## Given instruction
Gather from the listing below each line that includes the word "chevron", and copy it.

(Lines of data)
* * * * * * *

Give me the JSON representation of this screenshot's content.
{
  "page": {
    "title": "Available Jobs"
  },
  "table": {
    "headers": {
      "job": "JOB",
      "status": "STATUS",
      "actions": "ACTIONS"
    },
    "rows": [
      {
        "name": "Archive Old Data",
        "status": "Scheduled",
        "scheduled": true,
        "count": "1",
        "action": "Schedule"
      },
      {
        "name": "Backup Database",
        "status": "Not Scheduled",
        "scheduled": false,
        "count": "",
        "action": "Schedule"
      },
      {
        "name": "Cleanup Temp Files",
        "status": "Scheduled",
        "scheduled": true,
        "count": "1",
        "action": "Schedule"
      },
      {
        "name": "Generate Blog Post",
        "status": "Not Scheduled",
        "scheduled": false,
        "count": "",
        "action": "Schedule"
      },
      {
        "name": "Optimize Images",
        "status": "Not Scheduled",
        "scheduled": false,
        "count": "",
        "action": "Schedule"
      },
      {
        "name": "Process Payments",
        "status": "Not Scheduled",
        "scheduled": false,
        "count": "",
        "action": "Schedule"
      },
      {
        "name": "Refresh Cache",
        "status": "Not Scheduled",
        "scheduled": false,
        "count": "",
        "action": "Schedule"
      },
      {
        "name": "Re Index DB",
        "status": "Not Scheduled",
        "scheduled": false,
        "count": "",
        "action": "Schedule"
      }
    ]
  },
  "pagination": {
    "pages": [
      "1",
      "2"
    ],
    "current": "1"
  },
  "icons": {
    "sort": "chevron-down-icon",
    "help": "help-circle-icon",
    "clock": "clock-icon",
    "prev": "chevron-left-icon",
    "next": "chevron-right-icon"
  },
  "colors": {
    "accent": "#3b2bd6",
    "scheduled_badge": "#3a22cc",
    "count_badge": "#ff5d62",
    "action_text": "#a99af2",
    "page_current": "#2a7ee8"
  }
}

* * * * * * *

## The solution
    "sort": "chevron-down-icon",
    "prev": "chevron-left-icon",
    "next": "chevron-right-icon"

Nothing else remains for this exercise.